WHAT THE TASK REQUIRES =
Identify each line containing the word "structure" and copy it.

RECORD LIST =

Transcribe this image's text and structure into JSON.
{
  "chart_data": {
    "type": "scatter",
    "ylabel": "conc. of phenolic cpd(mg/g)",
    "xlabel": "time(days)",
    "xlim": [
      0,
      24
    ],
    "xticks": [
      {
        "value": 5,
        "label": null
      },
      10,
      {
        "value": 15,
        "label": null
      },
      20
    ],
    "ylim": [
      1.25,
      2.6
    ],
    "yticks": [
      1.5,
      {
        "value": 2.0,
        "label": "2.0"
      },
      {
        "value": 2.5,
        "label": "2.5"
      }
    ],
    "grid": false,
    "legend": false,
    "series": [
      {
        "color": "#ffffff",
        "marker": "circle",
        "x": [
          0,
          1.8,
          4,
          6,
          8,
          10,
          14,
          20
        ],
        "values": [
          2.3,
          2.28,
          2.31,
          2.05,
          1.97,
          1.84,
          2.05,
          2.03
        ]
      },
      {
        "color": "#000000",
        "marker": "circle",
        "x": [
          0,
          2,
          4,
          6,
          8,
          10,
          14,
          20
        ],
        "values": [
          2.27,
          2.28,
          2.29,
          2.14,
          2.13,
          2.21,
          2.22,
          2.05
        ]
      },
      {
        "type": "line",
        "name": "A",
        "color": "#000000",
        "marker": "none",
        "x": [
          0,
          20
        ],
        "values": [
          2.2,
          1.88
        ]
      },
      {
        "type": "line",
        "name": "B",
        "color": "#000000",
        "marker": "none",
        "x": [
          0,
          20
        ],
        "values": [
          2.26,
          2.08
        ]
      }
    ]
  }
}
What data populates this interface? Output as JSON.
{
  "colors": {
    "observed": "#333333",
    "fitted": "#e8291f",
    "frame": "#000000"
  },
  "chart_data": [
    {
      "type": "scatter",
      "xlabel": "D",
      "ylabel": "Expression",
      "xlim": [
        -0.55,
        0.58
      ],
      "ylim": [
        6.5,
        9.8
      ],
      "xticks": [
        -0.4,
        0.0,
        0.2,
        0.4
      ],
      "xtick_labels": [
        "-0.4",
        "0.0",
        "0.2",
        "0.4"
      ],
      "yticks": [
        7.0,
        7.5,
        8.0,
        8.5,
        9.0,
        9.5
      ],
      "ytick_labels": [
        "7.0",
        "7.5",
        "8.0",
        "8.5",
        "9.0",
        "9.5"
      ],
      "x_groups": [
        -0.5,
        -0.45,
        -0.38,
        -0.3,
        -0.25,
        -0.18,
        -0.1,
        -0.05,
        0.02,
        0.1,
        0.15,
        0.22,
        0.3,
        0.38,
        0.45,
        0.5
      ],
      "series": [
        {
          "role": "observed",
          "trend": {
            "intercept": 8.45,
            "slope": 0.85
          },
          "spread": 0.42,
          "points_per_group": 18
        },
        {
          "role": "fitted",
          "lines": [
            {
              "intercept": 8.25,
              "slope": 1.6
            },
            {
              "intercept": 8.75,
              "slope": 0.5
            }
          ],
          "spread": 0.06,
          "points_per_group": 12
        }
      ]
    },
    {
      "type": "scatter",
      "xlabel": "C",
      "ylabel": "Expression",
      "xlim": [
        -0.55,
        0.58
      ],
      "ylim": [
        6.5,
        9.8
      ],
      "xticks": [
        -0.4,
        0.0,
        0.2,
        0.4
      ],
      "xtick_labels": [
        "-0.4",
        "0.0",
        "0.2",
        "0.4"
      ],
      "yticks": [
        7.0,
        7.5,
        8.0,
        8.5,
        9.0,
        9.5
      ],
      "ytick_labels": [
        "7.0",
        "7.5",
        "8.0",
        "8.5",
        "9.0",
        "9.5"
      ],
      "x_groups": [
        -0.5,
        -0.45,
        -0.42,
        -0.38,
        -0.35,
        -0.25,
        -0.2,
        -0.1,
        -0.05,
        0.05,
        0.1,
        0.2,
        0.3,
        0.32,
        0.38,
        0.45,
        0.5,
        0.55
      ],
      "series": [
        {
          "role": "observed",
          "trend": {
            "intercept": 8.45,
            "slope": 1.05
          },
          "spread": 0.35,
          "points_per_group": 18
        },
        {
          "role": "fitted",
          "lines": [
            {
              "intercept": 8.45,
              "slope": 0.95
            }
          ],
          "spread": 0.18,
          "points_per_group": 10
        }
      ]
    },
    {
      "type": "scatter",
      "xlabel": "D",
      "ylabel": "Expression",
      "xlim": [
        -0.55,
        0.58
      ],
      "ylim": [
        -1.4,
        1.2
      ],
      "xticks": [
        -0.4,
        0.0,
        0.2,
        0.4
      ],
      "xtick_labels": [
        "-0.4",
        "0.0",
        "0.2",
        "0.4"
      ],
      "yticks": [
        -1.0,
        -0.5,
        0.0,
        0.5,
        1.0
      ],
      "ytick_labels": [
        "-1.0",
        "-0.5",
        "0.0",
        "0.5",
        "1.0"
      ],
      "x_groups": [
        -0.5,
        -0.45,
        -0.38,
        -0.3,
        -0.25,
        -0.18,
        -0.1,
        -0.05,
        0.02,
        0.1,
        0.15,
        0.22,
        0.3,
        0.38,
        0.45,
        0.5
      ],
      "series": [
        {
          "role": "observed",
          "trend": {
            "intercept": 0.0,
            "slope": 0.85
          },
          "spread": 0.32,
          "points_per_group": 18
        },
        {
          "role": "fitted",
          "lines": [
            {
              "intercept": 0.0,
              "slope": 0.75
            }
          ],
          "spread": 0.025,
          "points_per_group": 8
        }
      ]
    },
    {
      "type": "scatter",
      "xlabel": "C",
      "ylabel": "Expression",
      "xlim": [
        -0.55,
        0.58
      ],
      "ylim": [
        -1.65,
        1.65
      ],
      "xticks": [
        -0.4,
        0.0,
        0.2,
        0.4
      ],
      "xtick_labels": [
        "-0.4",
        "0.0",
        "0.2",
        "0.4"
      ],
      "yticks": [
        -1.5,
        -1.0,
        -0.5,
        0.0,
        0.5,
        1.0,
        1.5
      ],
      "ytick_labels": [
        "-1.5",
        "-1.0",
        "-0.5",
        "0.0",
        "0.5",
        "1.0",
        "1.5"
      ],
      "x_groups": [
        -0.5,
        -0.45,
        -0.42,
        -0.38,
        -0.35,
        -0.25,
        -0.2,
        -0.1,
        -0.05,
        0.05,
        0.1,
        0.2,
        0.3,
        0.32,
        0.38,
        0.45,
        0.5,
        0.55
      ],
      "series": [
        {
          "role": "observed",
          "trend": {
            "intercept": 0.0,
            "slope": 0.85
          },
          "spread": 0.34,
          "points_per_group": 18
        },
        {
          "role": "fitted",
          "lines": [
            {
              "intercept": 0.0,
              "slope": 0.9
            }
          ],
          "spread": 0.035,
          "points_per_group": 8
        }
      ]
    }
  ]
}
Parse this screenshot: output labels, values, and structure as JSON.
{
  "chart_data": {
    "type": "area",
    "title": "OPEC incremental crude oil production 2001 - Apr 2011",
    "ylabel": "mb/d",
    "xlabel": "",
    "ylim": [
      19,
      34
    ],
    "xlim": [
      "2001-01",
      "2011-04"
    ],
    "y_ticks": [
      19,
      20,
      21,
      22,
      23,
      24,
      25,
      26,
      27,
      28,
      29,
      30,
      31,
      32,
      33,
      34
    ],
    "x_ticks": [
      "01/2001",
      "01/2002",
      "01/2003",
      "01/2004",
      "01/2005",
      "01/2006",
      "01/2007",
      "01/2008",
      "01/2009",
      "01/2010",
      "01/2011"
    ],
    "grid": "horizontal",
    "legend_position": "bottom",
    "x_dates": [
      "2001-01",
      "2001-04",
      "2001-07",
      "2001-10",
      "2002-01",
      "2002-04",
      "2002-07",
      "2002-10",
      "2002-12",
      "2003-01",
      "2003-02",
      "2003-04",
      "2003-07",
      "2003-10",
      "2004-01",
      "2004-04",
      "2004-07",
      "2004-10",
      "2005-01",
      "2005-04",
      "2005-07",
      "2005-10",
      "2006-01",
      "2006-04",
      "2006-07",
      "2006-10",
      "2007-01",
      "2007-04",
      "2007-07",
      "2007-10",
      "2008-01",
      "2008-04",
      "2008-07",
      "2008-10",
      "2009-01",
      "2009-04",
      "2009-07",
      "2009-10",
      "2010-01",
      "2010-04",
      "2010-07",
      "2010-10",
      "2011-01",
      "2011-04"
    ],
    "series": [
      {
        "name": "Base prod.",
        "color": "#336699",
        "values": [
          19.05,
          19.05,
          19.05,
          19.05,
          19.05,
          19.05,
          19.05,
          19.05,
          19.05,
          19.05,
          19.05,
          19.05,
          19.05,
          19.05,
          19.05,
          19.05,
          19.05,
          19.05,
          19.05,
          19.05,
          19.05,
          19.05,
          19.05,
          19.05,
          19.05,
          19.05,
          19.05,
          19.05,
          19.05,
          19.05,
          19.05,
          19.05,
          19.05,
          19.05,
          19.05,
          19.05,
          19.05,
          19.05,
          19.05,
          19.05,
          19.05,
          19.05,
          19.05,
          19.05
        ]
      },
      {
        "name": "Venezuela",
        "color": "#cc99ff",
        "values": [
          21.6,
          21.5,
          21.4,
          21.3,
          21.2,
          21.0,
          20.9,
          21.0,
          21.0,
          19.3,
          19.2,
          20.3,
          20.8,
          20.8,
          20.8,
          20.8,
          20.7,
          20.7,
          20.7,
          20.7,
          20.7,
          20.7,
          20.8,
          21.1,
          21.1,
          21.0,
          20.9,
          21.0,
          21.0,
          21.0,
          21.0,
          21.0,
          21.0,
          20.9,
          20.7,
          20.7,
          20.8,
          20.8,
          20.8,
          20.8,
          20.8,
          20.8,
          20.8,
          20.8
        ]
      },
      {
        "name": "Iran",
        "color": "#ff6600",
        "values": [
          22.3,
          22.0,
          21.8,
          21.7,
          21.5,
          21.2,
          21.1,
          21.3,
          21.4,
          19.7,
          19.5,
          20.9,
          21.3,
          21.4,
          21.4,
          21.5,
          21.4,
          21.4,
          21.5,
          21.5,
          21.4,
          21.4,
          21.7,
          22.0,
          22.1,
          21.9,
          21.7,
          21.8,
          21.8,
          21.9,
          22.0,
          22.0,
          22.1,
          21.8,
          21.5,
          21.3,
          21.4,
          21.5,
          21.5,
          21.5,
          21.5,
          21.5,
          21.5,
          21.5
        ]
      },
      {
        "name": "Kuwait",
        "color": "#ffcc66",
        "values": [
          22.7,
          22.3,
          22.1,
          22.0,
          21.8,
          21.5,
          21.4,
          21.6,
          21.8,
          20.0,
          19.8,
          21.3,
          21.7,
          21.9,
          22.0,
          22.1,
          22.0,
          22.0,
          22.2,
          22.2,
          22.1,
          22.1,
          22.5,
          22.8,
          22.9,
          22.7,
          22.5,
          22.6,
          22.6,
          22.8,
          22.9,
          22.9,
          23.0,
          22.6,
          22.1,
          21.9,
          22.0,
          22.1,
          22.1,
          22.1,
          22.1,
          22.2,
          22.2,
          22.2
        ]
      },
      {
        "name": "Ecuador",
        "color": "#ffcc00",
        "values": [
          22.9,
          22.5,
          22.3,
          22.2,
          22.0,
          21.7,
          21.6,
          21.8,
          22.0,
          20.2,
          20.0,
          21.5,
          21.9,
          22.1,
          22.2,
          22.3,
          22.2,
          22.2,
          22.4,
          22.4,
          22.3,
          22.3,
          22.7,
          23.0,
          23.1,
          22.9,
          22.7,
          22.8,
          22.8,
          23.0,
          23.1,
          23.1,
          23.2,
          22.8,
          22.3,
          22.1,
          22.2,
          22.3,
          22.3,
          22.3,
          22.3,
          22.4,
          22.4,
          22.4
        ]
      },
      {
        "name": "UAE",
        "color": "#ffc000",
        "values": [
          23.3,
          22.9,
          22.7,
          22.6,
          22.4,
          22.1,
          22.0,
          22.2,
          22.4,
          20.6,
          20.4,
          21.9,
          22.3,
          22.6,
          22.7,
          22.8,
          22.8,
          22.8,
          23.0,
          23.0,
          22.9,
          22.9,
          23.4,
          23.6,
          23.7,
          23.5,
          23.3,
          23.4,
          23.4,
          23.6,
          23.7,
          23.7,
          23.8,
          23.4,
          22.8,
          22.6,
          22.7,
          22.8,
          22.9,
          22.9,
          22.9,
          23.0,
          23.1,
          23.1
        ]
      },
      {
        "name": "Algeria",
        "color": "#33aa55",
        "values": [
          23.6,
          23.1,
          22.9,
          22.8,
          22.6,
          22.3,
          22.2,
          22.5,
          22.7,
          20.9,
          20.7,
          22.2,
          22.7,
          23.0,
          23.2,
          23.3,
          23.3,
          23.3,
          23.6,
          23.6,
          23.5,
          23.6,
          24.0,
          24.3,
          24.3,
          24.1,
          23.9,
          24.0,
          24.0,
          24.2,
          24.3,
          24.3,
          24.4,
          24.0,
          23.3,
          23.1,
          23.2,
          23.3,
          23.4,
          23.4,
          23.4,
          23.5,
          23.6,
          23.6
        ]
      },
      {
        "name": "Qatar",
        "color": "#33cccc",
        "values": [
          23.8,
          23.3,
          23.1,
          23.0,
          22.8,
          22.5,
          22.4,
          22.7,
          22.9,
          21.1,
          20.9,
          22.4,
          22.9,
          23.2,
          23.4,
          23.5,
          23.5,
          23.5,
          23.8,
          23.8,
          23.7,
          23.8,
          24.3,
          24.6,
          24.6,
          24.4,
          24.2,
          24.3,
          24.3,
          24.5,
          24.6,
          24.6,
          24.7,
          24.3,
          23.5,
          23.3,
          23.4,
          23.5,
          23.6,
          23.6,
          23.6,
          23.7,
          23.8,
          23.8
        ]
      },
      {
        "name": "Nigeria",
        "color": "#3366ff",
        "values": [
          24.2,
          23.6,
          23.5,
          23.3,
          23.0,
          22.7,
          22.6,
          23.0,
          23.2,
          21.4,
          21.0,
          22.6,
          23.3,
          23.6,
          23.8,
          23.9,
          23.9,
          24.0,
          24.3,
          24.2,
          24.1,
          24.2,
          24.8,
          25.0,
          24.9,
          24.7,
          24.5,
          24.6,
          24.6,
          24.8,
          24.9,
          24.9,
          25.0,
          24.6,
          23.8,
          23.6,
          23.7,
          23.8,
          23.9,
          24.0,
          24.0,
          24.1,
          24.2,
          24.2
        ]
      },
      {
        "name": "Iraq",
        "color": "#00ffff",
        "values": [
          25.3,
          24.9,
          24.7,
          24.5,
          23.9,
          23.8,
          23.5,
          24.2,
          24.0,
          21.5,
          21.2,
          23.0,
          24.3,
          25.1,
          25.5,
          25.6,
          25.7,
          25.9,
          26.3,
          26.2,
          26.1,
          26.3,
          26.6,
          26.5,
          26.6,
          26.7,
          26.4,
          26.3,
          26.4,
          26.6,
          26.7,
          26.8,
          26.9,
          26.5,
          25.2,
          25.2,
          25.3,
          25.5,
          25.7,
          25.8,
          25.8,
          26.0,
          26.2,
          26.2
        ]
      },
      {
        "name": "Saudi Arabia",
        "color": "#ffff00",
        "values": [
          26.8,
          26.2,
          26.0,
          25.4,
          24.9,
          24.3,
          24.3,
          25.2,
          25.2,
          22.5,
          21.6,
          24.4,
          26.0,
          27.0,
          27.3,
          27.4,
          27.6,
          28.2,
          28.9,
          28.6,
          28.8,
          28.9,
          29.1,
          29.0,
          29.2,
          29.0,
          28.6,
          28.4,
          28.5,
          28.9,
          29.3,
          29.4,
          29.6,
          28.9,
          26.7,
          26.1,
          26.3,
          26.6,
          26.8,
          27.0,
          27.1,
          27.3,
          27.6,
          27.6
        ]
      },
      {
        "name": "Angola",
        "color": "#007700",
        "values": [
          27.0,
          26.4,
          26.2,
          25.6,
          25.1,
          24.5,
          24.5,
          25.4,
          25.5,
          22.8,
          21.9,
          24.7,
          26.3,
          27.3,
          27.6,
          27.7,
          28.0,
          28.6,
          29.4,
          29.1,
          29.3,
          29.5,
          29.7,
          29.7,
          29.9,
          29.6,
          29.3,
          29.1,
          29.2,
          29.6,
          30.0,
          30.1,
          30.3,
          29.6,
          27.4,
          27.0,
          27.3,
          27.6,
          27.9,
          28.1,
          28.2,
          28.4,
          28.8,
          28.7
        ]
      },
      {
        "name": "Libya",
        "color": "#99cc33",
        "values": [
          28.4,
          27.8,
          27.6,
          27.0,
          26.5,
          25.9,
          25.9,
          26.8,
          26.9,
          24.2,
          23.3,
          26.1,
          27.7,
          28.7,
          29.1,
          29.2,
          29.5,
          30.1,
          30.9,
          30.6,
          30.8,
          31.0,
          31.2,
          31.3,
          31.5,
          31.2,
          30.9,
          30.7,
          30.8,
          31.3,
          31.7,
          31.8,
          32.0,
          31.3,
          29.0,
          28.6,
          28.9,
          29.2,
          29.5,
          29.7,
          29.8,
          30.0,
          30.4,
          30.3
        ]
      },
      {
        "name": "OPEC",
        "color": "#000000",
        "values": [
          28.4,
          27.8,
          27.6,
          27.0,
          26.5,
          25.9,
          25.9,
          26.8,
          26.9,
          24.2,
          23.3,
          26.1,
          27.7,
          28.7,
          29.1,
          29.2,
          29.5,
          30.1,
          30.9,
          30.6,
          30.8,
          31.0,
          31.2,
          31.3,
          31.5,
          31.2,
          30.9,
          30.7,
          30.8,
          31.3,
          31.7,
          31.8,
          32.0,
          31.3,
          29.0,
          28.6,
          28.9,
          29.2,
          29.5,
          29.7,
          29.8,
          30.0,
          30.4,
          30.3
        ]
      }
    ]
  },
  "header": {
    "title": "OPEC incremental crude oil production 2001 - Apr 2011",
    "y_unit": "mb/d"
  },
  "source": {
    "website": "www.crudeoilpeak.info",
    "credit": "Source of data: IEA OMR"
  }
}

SOLUTION FOR THIS PROBLEM =
Transcribe this image's text and structure into JSON.
Parse this screenshot: output labels, values, and structure as JSON.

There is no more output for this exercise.